[Instruction] Write out all of the lines below, exactly and completely.

Saved data entries
--------

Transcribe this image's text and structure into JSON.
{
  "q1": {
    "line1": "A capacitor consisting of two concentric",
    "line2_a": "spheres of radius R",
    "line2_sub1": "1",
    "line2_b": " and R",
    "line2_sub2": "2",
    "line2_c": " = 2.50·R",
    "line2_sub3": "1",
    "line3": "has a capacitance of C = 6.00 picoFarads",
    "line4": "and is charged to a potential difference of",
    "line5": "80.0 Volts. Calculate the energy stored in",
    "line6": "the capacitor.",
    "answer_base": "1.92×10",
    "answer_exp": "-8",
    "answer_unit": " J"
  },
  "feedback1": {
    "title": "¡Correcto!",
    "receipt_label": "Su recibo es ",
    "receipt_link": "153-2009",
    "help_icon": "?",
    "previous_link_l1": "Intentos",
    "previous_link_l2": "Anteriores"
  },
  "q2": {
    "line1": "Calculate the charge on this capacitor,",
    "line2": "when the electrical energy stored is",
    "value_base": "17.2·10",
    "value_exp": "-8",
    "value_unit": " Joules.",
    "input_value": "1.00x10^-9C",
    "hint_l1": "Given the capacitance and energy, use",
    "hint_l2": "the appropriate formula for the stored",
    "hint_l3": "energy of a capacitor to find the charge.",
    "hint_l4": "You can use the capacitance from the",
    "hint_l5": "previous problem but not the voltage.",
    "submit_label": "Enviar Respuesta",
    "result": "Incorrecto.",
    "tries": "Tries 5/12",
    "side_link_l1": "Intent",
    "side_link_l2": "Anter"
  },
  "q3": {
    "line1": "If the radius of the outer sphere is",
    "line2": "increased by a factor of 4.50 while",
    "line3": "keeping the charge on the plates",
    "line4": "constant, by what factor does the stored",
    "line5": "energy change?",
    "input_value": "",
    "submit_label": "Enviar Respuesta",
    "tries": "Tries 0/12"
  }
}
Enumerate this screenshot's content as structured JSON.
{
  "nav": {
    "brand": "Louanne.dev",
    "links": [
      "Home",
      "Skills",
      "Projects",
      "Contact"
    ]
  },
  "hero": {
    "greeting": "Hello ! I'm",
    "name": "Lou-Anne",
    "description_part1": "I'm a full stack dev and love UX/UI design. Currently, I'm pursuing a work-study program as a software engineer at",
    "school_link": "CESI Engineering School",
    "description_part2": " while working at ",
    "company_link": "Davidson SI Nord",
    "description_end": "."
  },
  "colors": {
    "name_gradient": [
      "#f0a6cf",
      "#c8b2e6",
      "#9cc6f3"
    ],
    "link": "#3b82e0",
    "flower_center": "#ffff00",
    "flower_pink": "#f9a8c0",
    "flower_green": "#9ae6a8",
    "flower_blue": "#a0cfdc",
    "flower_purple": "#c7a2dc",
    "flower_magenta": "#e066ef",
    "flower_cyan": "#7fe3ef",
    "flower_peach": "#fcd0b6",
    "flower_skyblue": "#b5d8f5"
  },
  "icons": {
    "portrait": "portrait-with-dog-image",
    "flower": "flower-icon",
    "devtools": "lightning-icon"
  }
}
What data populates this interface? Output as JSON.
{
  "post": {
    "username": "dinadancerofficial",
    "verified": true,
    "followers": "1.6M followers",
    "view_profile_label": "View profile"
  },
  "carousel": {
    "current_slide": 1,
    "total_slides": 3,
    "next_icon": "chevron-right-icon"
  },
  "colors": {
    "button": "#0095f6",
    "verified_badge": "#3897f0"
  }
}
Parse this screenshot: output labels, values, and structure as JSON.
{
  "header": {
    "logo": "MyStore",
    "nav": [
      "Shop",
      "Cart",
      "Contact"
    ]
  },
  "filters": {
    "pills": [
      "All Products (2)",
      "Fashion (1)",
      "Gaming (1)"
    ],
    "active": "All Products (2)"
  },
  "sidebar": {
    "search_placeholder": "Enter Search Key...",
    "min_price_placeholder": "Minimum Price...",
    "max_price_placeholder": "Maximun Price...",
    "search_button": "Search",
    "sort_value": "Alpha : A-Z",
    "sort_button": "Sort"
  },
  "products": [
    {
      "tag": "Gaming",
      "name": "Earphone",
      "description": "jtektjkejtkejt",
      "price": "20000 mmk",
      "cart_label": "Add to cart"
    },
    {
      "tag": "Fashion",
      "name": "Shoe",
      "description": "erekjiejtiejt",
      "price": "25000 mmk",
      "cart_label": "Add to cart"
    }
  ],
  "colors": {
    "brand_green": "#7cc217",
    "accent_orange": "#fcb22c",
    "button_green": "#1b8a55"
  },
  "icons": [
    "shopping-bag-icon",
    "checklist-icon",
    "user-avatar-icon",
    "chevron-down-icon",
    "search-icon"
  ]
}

--------

[Written solution]
Transcribe this image's text and structure into JSON.
{
  "q1": {
    "line1": "A capacitor consisting of two concentric",
    "line2_a": "spheres of radius R",
    "line2_sub1": "1",
    "line2_b": " and R",
    "line2_sub2": "2",
    "line2_c": " = 2.50·R",
    "line2_sub3": "1",
    "line3": "has a capacitance of C = 6.00 picoFarads",
    "line4": "and is charged to a potential difference of",
    "line5": "80.0 Volts. Calculate the energy stored in",
    "line6": "the capacitor.",
    "answer_base": "1.92×10",
    "answer_exp": "-8",
    "answer_unit": " J"
  },
  "feedback1": {
    "title": "¡Correcto!",
    "receipt_label": "Su recibo es ",
    "receipt_link": "153-2009",
    "help_icon": "?",
    "previous_link_l1": "Intentos",
    "previous_link_l2": "Anteriores"
  },
  "q2": {
    "line1": "Calculate the charge on this capacitor,",
    "line2": "when the electrical energy stored is",
    "value_base": "17.2·10",
    "value_exp": "-8",
    "value_unit": " Joules.",
    "input_value": "1.00x10^-9C",
    "hint_l1": "Given the capacitance and energy, use",
    "hint_l2": "the appropriate formula for the stored",
    "hint_l3": "energy of a capacitor to find the charge.",
    "hint_l4": "You can use the capacitance from the",
    "hint_l5": "previous problem but not the voltage.",
    "submit_label": "Enviar Respuesta",
    "result": "Incorrecto.",
    "tries": "Tries 5/12",
    "side_link_l1": "Intent",
    "side_link_l2": "Anter"
  },
  "q3": {
    "line1": "If the radius of the outer sphere is",
    "line2": "increased by a factor of 4.50 while",
    "line3": "keeping the charge on the plates",
    "line4": "constant, by what factor does the stored",
    "line5": "energy change?",
    "input_value": "",
    "submit_label": "Enviar Respuesta",
    "tries": "Tries 0/12"
  }
}
Enumerate this screenshot's content as structured JSON.
{
  "nav": {
    "brand": "Louanne.dev",
    "links": [
      "Home",
      "Skills",
      "Projects",
      "Contact"
    ]
  },
  "hero": {
    "greeting": "Hello ! I'm",
    "name": "Lou-Anne",
    "description_part1": "I'm a full stack dev and love UX/UI design. Currently, I'm pursuing a work-study program as a software engineer at",
    "school_link": "CESI Engineering School",
    "description_part2": " while working at ",
    "company_link": "Davidson SI Nord",
    "description_end": "."
  },
  "colors": {
    "name_gradient": [
      "#f0a6cf",
      "#c8b2e6",
      "#9cc6f3"
    ],
    "link": "#3b82e0",
    "flower_center": "#ffff00",
    "flower_pink": "#f9a8c0",
    "flower_green": "#9ae6a8",
    "flower_blue": "#a0cfdc",
    "flower_purple": "#c7a2dc",
    "flower_magenta": "#e066ef",
    "flower_cyan": "#7fe3ef",
    "flower_peach": "#fcd0b6",
    "flower_skyblue": "#b5d8f5"
  },
  "icons": {
    "portrait": "portrait-with-dog-image",
    "flower": "flower-icon",
    "devtools": "lightning-icon"
  }
}
What data populates this interface? Output as JSON.
{
  "post": {
    "username": "dinadancerofficial",
    "verified": true,
    "followers": "1.6M followers",
    "view_profile_label": "View profile"
  },
  "carousel": {
    "current_slide": 1,
    "total_slides": 3,
    "next_icon": "chevron-right-icon"
  },
  "colors": {
    "button": "#0095f6",
    "verified_badge": "#3897f0"
  }
}
Parse this screenshot: output labels, values, and structure as JSON.
{
  "header": {
    "logo": "MyStore",
    "nav": [
      "Shop",
      "Cart",
      "Contact"
    ]
  },
  "filters": {
    "pills": [
      "All Products (2)",
      "Fashion (1)",
      "Gaming (1)"
    ],
    "active": "All Products (2)"
  },
  "sidebar": {
    "search_placeholder": "Enter Search Key...",
    "min_price_placeholder": "Minimum Price...",
    "max_price_placeholder": "Maximun Price...",
    "search_button": "Search",
    "sort_value": "Alpha : A-Z",
    "sort_button": "Sort"
  },
  "products": [
    {
      "tag": "Gaming",
      "name": "Earphone",
      "description": "jtektjkejtkejt",
      "price": "20000 mmk",
      "cart_label": "Add to cart"
    },
    {
      "tag": "Fashion",
      "name": "Shoe",
      "description": "erekjiejtiejt",
      "price": "25000 mmk",
      "cart_label": "Add to cart"
    }
  ],
  "colors": {
    "brand_green": "#7cc217",
    "accent_orange": "#fcb22c",
    "button_green": "#1b8a55"
  },
  "icons": [
    "shopping-bag-icon",
    "checklist-icon",
    "user-avatar-icon",
    "chevron-down-icon",
    "search-icon"
  ]
}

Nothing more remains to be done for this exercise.